### Directions
Give only the number of lines in these records that contain the word "returns".

Figure record extracts:
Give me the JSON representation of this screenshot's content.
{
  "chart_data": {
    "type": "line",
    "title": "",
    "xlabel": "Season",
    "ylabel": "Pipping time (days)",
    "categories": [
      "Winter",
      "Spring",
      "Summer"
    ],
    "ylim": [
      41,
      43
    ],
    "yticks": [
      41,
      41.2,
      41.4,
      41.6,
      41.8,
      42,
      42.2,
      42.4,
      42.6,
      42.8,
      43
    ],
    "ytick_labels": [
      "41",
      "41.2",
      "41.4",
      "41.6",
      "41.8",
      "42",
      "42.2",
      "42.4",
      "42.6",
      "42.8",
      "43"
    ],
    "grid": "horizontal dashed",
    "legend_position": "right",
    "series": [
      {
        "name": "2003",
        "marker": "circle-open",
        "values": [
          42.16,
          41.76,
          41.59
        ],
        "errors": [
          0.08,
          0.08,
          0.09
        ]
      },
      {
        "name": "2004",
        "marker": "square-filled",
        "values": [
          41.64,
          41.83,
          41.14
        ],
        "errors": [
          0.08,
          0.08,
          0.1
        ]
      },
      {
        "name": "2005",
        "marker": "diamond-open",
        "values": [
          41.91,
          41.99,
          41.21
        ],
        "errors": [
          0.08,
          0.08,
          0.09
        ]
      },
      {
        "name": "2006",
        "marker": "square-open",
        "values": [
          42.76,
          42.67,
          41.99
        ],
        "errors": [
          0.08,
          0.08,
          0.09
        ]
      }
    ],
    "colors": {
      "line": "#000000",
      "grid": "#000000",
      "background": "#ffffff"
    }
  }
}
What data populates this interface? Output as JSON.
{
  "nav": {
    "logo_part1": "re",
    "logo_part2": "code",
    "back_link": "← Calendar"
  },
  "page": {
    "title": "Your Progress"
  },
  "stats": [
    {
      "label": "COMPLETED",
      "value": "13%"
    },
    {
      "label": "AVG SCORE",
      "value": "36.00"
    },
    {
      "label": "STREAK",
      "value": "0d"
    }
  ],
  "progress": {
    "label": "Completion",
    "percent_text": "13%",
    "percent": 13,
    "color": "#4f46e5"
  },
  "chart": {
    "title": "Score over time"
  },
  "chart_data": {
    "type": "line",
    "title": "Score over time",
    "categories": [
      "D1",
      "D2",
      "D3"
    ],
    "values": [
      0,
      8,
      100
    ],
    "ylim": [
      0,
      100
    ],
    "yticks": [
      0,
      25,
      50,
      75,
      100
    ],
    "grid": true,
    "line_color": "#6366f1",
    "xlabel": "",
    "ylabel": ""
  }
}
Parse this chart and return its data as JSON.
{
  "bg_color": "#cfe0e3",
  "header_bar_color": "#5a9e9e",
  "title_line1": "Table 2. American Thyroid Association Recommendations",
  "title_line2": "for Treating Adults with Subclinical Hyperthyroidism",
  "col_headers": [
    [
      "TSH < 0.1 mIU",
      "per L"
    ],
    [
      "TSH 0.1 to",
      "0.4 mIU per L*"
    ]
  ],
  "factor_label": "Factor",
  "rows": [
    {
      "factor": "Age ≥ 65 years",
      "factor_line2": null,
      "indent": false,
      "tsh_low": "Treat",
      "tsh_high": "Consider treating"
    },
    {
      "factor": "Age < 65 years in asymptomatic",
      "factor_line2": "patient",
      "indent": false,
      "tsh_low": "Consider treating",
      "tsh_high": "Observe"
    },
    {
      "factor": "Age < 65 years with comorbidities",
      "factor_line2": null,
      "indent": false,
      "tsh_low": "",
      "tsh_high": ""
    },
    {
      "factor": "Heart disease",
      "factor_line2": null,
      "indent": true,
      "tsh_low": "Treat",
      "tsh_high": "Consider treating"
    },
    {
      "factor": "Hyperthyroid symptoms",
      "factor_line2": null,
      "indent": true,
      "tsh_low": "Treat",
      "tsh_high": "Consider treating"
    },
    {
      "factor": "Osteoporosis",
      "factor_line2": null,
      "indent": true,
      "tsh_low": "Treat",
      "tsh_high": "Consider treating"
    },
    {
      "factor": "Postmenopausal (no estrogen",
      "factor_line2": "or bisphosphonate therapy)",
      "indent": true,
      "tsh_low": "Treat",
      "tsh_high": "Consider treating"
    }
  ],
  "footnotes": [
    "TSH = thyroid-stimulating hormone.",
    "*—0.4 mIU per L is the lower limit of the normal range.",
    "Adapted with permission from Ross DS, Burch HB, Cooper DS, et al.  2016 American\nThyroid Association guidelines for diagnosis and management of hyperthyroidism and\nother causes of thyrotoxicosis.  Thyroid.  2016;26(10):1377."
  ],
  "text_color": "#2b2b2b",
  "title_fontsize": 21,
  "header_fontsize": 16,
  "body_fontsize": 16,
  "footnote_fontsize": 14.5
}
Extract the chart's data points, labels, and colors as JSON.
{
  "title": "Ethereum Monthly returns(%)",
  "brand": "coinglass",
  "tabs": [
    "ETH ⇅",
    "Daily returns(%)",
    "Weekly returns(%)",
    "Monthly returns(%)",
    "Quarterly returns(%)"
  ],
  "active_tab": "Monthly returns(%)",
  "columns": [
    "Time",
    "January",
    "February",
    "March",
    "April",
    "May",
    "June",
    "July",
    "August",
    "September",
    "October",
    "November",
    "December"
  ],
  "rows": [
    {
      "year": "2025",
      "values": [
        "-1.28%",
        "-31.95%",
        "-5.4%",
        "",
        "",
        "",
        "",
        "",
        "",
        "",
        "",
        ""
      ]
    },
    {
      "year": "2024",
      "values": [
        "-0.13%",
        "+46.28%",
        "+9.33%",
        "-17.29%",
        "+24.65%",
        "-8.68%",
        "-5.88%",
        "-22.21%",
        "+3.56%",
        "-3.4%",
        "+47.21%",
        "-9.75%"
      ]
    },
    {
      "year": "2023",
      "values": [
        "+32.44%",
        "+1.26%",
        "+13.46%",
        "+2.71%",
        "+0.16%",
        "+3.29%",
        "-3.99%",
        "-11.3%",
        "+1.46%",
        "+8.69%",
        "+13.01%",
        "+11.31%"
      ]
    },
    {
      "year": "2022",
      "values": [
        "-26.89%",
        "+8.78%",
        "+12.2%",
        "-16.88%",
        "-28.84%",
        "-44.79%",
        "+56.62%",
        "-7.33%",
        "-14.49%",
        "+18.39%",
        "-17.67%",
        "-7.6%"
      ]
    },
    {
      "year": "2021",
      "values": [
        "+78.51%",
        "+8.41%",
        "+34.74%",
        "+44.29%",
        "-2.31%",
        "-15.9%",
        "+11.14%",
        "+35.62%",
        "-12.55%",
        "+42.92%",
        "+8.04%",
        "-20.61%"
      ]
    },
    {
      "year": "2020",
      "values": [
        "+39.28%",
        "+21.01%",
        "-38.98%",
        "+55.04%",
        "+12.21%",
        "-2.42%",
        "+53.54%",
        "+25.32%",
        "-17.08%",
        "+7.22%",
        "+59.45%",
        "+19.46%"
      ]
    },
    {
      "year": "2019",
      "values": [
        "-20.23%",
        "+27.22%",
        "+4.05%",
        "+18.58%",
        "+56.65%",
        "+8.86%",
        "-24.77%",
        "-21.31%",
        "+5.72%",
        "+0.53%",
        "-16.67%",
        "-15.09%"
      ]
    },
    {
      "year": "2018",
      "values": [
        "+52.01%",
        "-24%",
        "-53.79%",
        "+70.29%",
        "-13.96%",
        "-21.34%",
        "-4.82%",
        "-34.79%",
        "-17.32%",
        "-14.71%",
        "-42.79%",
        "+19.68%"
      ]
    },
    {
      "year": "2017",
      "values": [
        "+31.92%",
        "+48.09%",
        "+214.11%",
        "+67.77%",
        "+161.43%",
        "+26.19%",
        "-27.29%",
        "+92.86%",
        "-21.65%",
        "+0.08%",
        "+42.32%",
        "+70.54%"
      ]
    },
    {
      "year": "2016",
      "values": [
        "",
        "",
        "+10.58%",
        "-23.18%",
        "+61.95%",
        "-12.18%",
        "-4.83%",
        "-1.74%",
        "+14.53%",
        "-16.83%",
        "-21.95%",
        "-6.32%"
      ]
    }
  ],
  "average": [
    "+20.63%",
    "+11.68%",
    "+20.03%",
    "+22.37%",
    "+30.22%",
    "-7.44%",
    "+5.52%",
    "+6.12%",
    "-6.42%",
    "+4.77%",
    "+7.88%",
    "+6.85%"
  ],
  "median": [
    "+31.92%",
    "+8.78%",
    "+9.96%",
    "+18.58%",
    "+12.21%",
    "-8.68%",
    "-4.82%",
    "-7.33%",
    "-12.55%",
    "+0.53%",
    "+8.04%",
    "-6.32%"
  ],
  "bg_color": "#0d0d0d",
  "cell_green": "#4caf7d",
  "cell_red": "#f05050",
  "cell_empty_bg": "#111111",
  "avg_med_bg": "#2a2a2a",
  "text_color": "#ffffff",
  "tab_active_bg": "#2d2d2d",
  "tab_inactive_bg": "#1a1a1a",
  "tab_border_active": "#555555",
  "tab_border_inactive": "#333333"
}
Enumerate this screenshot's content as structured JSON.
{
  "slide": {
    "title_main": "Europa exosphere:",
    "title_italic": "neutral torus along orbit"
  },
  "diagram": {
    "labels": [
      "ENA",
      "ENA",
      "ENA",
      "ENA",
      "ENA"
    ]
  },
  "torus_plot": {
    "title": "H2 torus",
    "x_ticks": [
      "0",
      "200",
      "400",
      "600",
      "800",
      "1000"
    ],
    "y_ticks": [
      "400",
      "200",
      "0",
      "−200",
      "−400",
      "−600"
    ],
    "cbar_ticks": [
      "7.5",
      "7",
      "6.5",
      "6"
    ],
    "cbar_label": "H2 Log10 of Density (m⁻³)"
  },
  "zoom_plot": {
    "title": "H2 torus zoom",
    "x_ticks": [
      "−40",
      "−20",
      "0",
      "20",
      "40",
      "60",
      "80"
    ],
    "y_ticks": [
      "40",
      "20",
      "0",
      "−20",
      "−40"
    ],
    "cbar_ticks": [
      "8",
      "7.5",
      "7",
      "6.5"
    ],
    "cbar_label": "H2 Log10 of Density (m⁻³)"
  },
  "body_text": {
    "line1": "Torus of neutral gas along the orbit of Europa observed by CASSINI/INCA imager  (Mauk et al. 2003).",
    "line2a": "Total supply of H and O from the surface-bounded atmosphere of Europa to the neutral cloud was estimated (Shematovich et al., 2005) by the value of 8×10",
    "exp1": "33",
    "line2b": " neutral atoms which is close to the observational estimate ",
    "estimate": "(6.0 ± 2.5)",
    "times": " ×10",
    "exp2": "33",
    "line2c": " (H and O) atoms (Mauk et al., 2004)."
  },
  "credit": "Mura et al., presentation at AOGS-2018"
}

### The output
6